Tasks to carry out:
a - Put the rows from the line holding "or-divider: OR [905, 588, 1005, 614]" through the line holding "password-input[interactable] [783, 427, 1103, 473]", inclusive, into a numbered list, leaving out any blank lines.
b - Could you continue the email thread about slow Postgres queries in DSpace from the point where it stops?

Here is the Explain from the alternate query I came up with:

DELETE FROM bi_2_dis WHERE NOT EXISTS (SELECT '1' FROM bi_2_dmap WHERE 
distinct_id = bi_2_dis.id <http://bi_2_dis.id> )

Seq Scan on bi_2_dis  (cost=0.00..266261.03 rows=34771 width=6) (actual 
time=672.602..672.602 rows=0 loops=1)
  Filter: (NOT (subplan))
  SubPlan
    ->  Index Scan using bi_2_dmap_dist_idx on bi_2_dmap  (cost=0.00..95.12 
rows=25 width=0) (actual time=0.008..0.008 rows=1 loops=69542)
          Index Cond: (distinct_id = $0)
Total runtime: 672.716 ms


Let me know what you think.
Thanks,
Sue

________________________________

From: Graham Triggs [mailto:[email protected]]
Sent: Friday, February 05, 2010 2:37 PM

To: Thornton, Susan M. (LARC-B702)[RAYTHEON TECHNICAL SERVICES COMPANY]
Cc: [email protected]
Subject: Re: [Dspace-tech] Sloooow submission process in DSpace 1.5.1

Hi Sue,



It's hard for me to look through a Postgres configuration file and give general 
suggestions. I would really need to look into the specific behaviour 
experienced with different queries to see where the performance is being 
affected.



But the queries to prune the browse table is one area I do have experience of - 
and if you follow the links in the email I point to you'll see that the current 
form of the query is more efficient than the alternatives.



However, for the most efficient operation - which you'll need for a large 
repository - the except query needs to be executed using a hash join plan. That 
is only possible if you are running Postgres 8.4 - and even then you have to 
have sufficient memory allocated to work_mem (64MB should be more than plenty 
for the circumstances). In all other circumstances, it will use a sort.

You need to run the EXPLAIN ANALYZE query to see what Postgres is actually 
doing. The email linked earlier shows the different execution plans in each 
circumstance. Of particular note:



" -> SetOp Except (cost=45550.90..47050.90 rows=150000 width=4) (actual
time=888.241..888.241 rows=0 loops=1)"

" -> Sort (cost=45550.90..46300.90 rows=300000 width=4) (actual
time=635.657..787.194 rows=300000 loops=1)"
" Sort Key: "*SELECT* 1".id"
" Sort Method: external merge Disk: 5272kB"



versus



" -> HashSetOp Except (cost=0.00..8236.00 rows=150000 width=4) (actual
time=396.457..396.457 rows=0 loops=1)"
" -> Append (cost=0.00..7486.00 rows=300000 width=4) (actual
time=0.008..233.227 rows=300000 loops=1)"



It's only in the second query on Postgres 8.4, where sufficient work_mem has 
been allocated (there is no difference between the first and second query as 
written) that a hash join is used for the EXCEPT.



(Now I've extracted the segment, I can see I read it wrong in the original 
email - it's a 5MB disk file that is being used. Which would make sense that 
the default work_mem of 1MB is insufficient to do a hash join).



G







On 5 February 2010 19:04, Thornton, Susan M. (LARC-B702)[RAYTHEON TECHNICAL 
SERVICES COMPANY] <[email protected]> wrote:

Hi Graham,
     Yes, we use Postgres, version 8.2 with DSpace 1.5.1.  I tried making the 
change to work_mem - I changed it from 32MB to 64MB - but didn't see any 
difference in performance/speed in the Item installation process.  I'm 
wondering if I have some other setting(s) in postgresql.conf that may be a 
factor in the speed and efficiency of transactions?  I've attached a copy of 
our postgresql.conf file and would appreciate any input on improvements.

Record excerpts:

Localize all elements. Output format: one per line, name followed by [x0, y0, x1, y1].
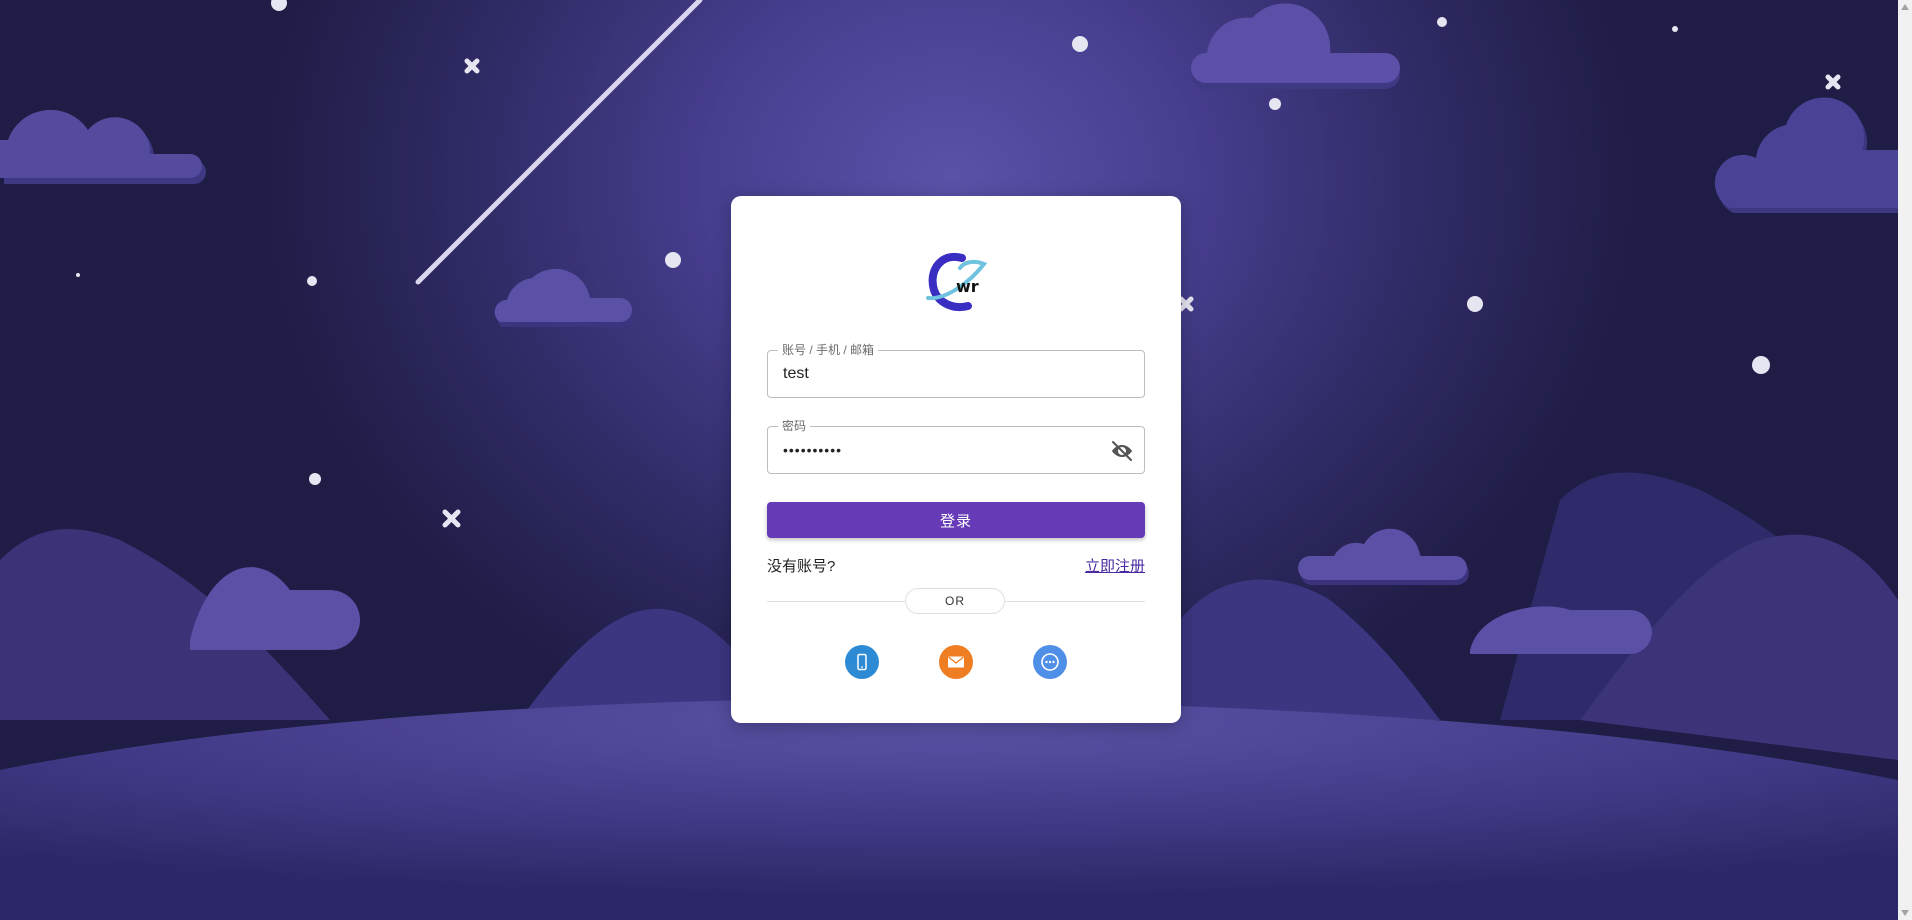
or-divider: OR [905, 588, 1005, 614]
ground-hill [0, 699, 1898, 920]
message-icon [1041, 653, 1059, 671]
eye-off-icon[interactable] [1110, 439, 1134, 463]
register-link[interactable]: 立即注册 [1085, 555, 1145, 576]
account-input[interactable] [783, 351, 1103, 397]
page-scrollbar[interactable] [1898, 0, 1912, 920]
phone-login-button[interactable] [845, 645, 879, 679]
scroll-up-arrow[interactable] [1901, 4, 1909, 10]
password-field[interactable]: 密码 [767, 419, 1145, 474]
scroll-down-arrow[interactable] [1901, 910, 1909, 916]
account-field[interactable]: 账号 / 手机 / 邮箱 [767, 343, 1145, 398]
password-input[interactable] [783, 427, 1103, 473]
no-account-text: 没有账号? [767, 558, 836, 575]
email-login-button[interactable] [939, 645, 973, 679]
message-login-button[interactable] [1033, 645, 1067, 679]
brand-logo: wr [916, 240, 996, 320]
svg-text:wr: wr [956, 277, 979, 296]
phone-icon [857, 653, 867, 671]
shooting-star [415, 0, 703, 285]
login-button[interactable]: 登录 [767, 502, 1145, 538]
email-icon [948, 656, 964, 668]
login-card: wr 账号 / 手机 / 邮箱 密码 登录 没有账号? 立即注册 OR [731, 196, 1181, 723]
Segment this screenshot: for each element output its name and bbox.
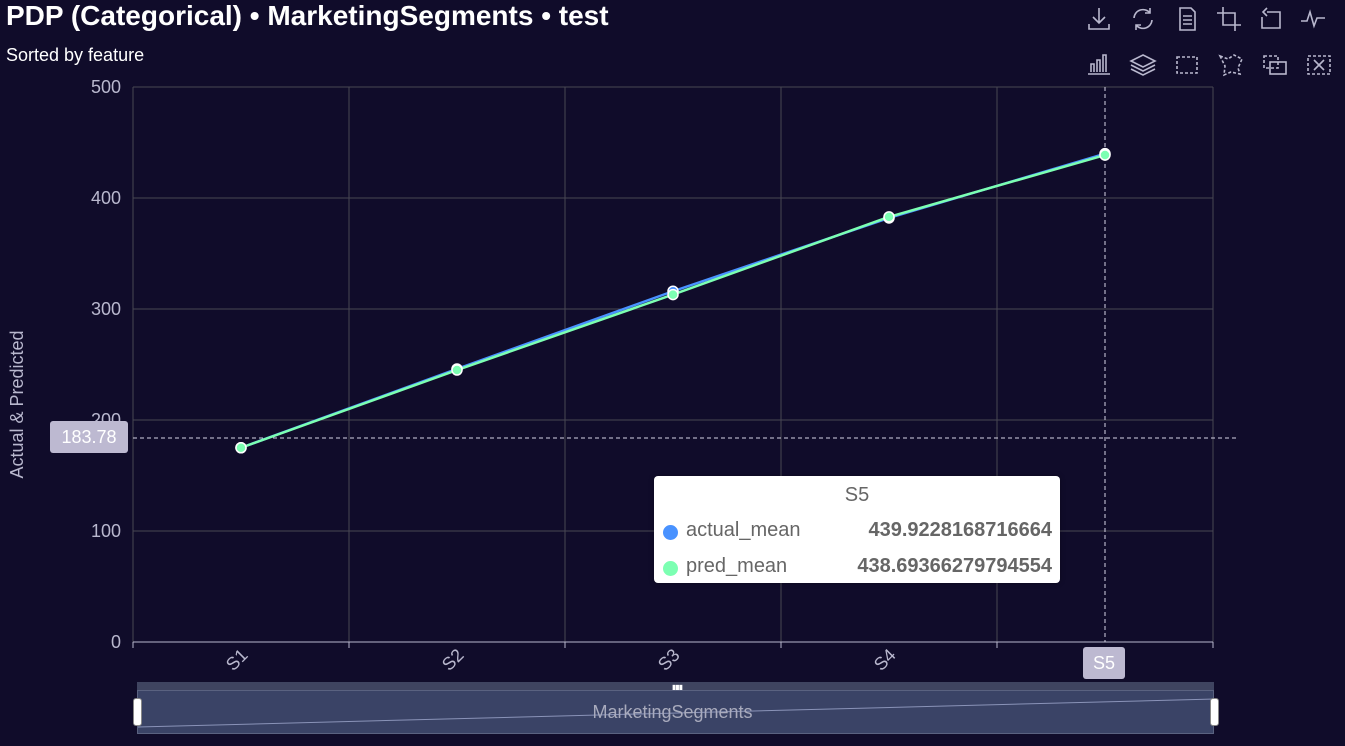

Task answers:
a -
1. or-divider: OR [905, 588, 1005, 614]
2. ground-hill [0, 699, 1898, 920]
3. message-icon [1041, 653, 1059, 671]
4. eye-off-icon[interactable] [1110, 439, 1134, 463]
5. register-link[interactable]: 立即注册 [1085, 555, 1145, 576]
6. account-input[interactable] [783, 351, 1103, 397]
7. page-scrollbar[interactable] [1898, 0, 1912, 920]
8. phone-login-button[interactable] [845, 645, 879, 679]
9. scroll-up-arrow[interactable] [1901, 4, 1909, 10]
10. password-field[interactable]: 密码 [767, 419, 1145, 474]
11. scroll-down-arrow[interactable] [1901, 910, 1909, 916]
12. account-field[interactable]: 账号 / 手机 / 邮箱 [767, 343, 1145, 398]
13. password-input[interactable] [783, 427, 1103, 473]

b -
Thanks!
Sue


________________________________

From: Graham Triggs [mailto:[email protected]]
Sent: Thursday, February 04, 2010 7:01 PM
To: Thornton, Susan M. (LARC-B702)[RAYTHEON TECHNICAL SERVICES COMPANY]
Cc: [email protected]; Smail, James W. (LARC-B702)[RAYTHEON 
TECHNICAL SERVICES COMPANY]
Subject: Re: [Dspace-tech] Sloooow submission process in DSpace 1.5.1


Hi Sue,



(You don't say explicitly, so I'll assume that you are using Postgres)



I can't explain why the addition of metadata rows is taking so long - there are 
a number of factors that could come into play... server getting many / 
expensive requests, resource contention, postgres needs maintaining (ie. 
vacuum) or tuning or upgrading, or all three.



However, the issue of slow installing (license granting) of items, is quite 
likely answered in this post:



http://sourceforge.net/mailarchive/message.php?msg_name=9efc26fb-749c-4a67-8481-f1a6ce09b...@gmail.com



to put it briefly - the item installation takes on some extra work in browse 
indexing to ensure that general browse lookups are efficient (you only add an 
item once, users might issue 100s of browse requests a day). The SQL that makes 
that calculation is written in it's most efficient form.



But you still need the database to be configured properly in order for that 
operation to be executed in an efficient way. If you are using the default 
work_mem setting, you can easily save 60% of your installation time - and 
generally improving the efficiency of the database - by increasing it 
appropriately.



Regards,

G

On 4 February 2010 23:29, Thornton, Susan M. (LARC-B702)[RAYTHEON TECHNICAL 
SERVICES COMPANY] <[email protected]> wrote:

Hello,

     We have been noticing recently that, as our repository grows in size (we 
currently have approx. 125,000 Items and adding more each week), our online 
submission process is getting slower and slower and slower.  It's gotten so bad 
that, even if I'm only trying to add more authors to an Item by clicking the 
"Add more" button:
[cid:3348821052_8006710]

It is taking a really long time (just now it took approximately 20 seconds) for 
the application to respond with the subsequent screen:

[cid:3348821052_7986955]

To make things worse, once the customer clicks on the "I grant the license" 
button, the application hangs not just for seconds, but for minutes (I saw one 
case of 11 minutes recently).  Our customers are getting very frustrated with 
this.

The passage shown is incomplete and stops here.